Images don't belong in the copy. Output the rest of the data exactly.

[[ DATASET ENTRIES open ]]

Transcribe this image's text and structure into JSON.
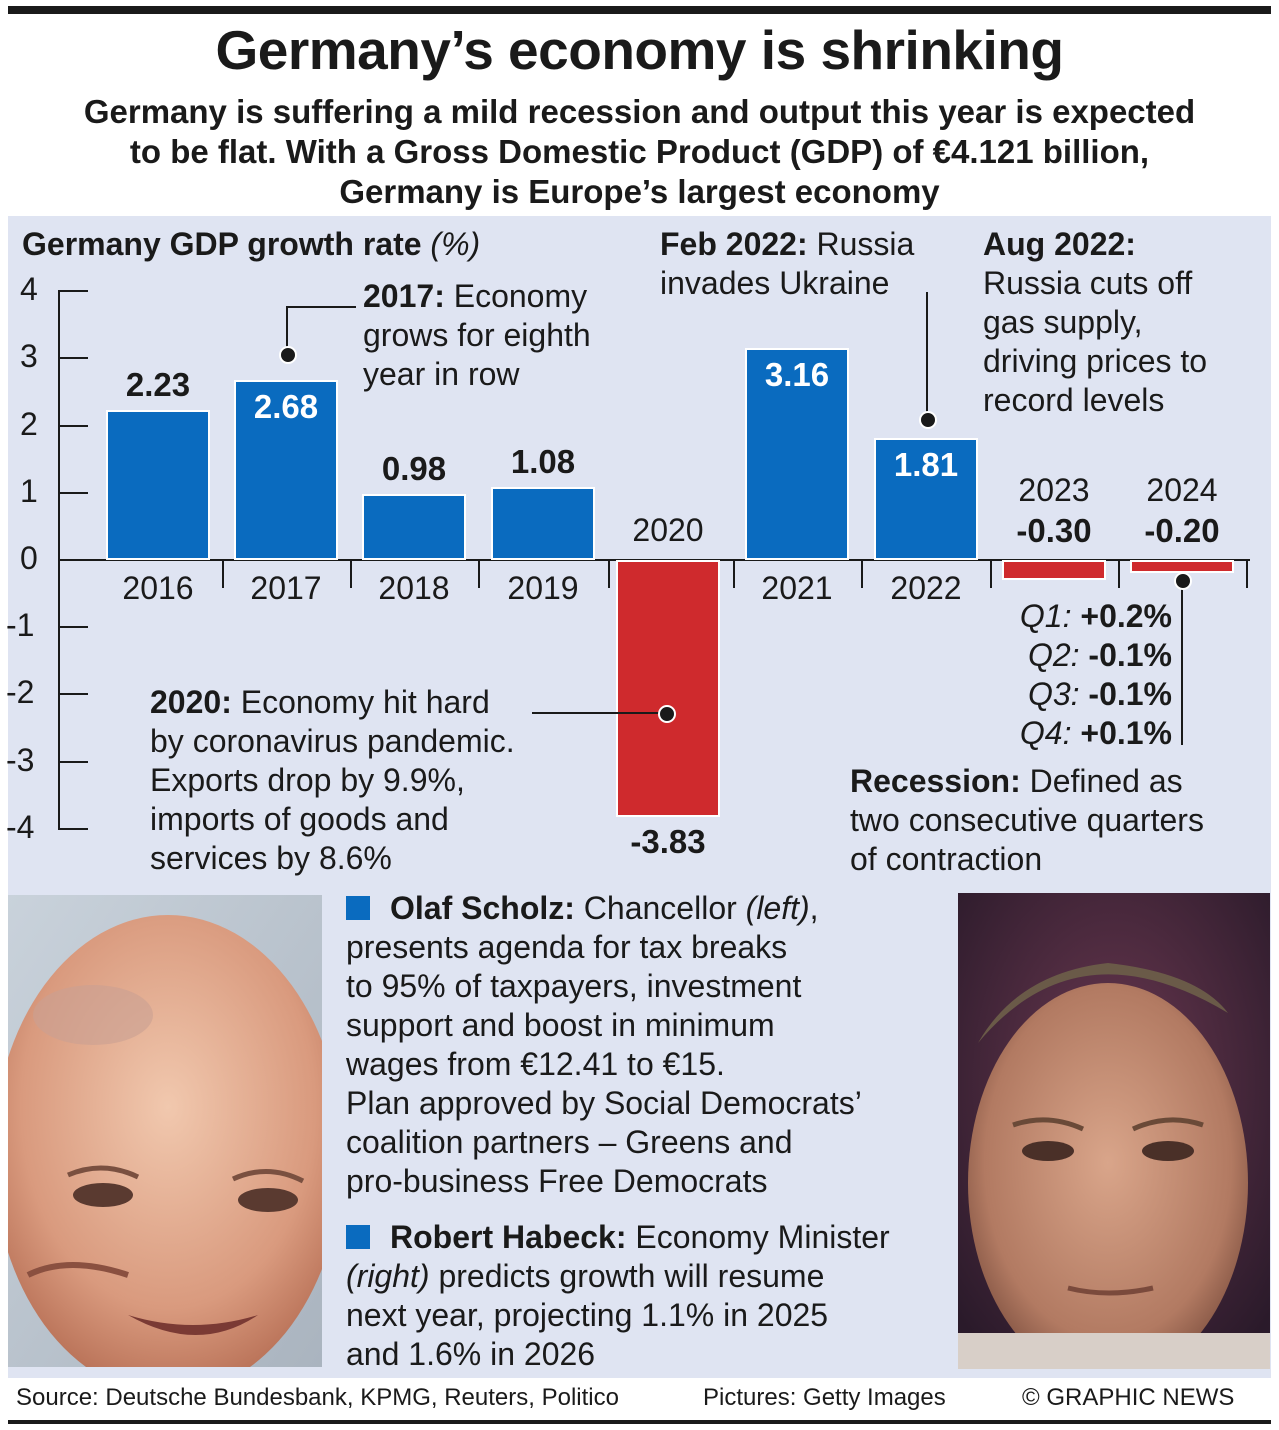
{
  "title": "Germany’s economy is shrinking",
  "subtitle": {
    "line1": "Germany is suffering a mild recession and output this year is expected",
    "line2": "to be flat. With a Gross Domestic Product (GDP) of €4.121 billion,",
    "line3": "Germany is Europe’s largest economy"
  },
  "chart_data": {
    "type": "bar",
    "title": "Germany GDP growth rate",
    "title_unit": "(%)",
    "categories": [
      "2016",
      "2017",
      "2018",
      "2019",
      "2020",
      "2021",
      "2022",
      "2023",
      "2024"
    ],
    "values": [
      2.23,
      2.68,
      0.98,
      1.08,
      -3.83,
      3.16,
      1.81,
      -0.3,
      -0.2
    ],
    "value_labels": [
      "2.23",
      "2.68",
      "0.98",
      "1.08",
      "-3.83",
      "3.16",
      "1.81",
      "-0.30",
      "-0.20"
    ],
    "ylim": [
      -4,
      4
    ],
    "yticks": [
      "4",
      "3",
      "2",
      "1",
      "0",
      "-1",
      "-2",
      "-3",
      "-4"
    ],
    "colors": {
      "positive": "#0a6bbf",
      "negative": "#cf2a2d"
    },
    "annotations": {
      "y2017": {
        "head": "2017:",
        "lines": [
          "Economy",
          "grows for eighth",
          "year in row"
        ]
      },
      "y2020": {
        "head": "2020:",
        "lines": [
          "Economy hit hard",
          "by coronavirus pandemic.",
          "Exports drop by 9.9%,",
          "imports of goods and",
          "services by 8.6%"
        ]
      },
      "feb2022": {
        "head": "Feb 2022:",
        "lines": [
          "Russia",
          "invades Ukraine"
        ]
      },
      "aug2022": {
        "head": "Aug 2022:",
        "lines": [
          "Russia cuts off",
          "gas supply,",
          "driving prices to",
          "record levels"
        ]
      },
      "quarters": [
        {
          "label": "Q1:",
          "value": "+0.2%"
        },
        {
          "label": "Q2:",
          "value": "-0.1%"
        },
        {
          "label": "Q3:",
          "value": "-0.1%"
        },
        {
          "label": "Q4:",
          "value": "+0.1%"
        }
      ],
      "recession": {
        "head": "Recession:",
        "lines": [
          "Defined as",
          "two consecutive quarters",
          "of contraction"
        ]
      }
    }
  },
  "scholz": {
    "name": "Olaf Scholz:",
    "role": "Chancellor",
    "side": "(left)",
    "lines": [
      "presents agenda for tax breaks",
      "to 95% of taxpayers, investment",
      "support and boost in minimum",
      "wages from €12.41 to €15.",
      "Plan approved by Social Democrats’",
      "coalition partners – Greens and",
      "pro-business Free Democrats"
    ]
  },
  "habeck": {
    "name": "Robert Habeck:",
    "role": "Economy Minister",
    "side": "(right)",
    "first": "predicts growth will resume",
    "lines": [
      "next year, projecting 1.1% in 2025",
      "and 1.6% in 2026"
    ]
  },
  "footer": {
    "source": "Source: Deutsche Bundesbank, KPMG, Reuters, Politico",
    "pictures": "Pictures: Getty Images",
    "credit": "© GRAPHIC NEWS"
  }
}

[[ DATASET ENTRIES closed ]]

### [EXERCISE RESPONSE]
Transcribe this image's text and structure into JSON.
{
  "title": "Germany’s economy is shrinking",
  "subtitle": {
    "line1": "Germany is suffering a mild recession and output this year is expected",
    "line2": "to be flat. With a Gross Domestic Product (GDP) of €4.121 billion,",
    "line3": "Germany is Europe’s largest economy"
  },
  "chart_data": {
    "type": "bar",
    "title": "Germany GDP growth rate",
    "title_unit": "(%)",
    "categories": [
      "2016",
      "2017",
      "2018",
      "2019",
      "2020",
      "2021",
      "2022",
      "2023",
      "2024"
    ],
    "values": [
      2.23,
      2.68,
      0.98,
      1.08,
      -3.83,
      3.16,
      1.81,
      -0.3,
      -0.2
    ],
    "value_labels": [
      "2.23",
      "2.68",
      "0.98",
      "1.08",
      "-3.83",
      "3.16",
      "1.81",
      "-0.30",
      "-0.20"
    ],
    "ylim": [
      -4,
      4
    ],
    "yticks": [
      "4",
      "3",
      "2",
      "1",
      "0",
      "-1",
      "-2",
      "-3",
      "-4"
    ],
    "colors": {
      "positive": "#0a6bbf",
      "negative": "#cf2a2d"
    },
    "annotations": {
      "y2017": {
        "head": "2017:",
        "lines": [
          "Economy",
          "grows for eighth",
          "year in row"
        ]
      },
      "y2020": {
        "head": "2020:",
        "lines": [
          "Economy hit hard",
          "by coronavirus pandemic.",
          "Exports drop by 9.9%,",
          "imports of goods and",
          "services by 8.6%"
        ]
      },
      "feb2022": {
        "head": "Feb 2022:",
        "lines": [
          "Russia",
          "invades Ukraine"
        ]
      },
      "aug2022": {
        "head": "Aug 2022:",
        "lines": [
          "Russia cuts off",
          "gas supply,",
          "driving prices to",
          "record levels"
        ]
      },
      "quarters": [
        {
          "label": "Q1:",
          "value": "+0.2%"
        },
        {
          "label": "Q2:",
          "value": "-0.1%"
        },
        {
          "label": "Q3:",
          "value": "-0.1%"
        },
        {
          "label": "Q4:",
          "value": "+0.1%"
        }
      ],
      "recession": {
        "head": "Recession:",
        "lines": [
          "Defined as",
          "two consecutive quarters",
          "of contraction"
        ]
      }
    }
  },
  "scholz": {
    "name": "Olaf Scholz:",
    "role": "Chancellor",
    "side": "(left)",
    "lines": [
      "presents agenda for tax breaks",
      "to 95% of taxpayers, investment",
      "support and boost in minimum",
      "wages from €12.41 to €15.",
      "Plan approved by Social Democrats’",
      "coalition partners – Greens and",
      "pro-business Free Democrats"
    ]
  },
  "habeck": {
    "name": "Robert Habeck:",
    "role": "Economy Minister",
    "side": "(right)",
    "first": "predicts growth will resume",
    "lines": [
      "next year, projecting 1.1% in 2025",
      "and 1.6% in 2026"
    ]
  },
  "footer": {
    "source": "Source: Deutsche Bundesbank, KPMG, Reuters, Politico",
    "pictures": "Pictures: Getty Images",
    "credit": "© GRAPHIC NEWS"
  }
}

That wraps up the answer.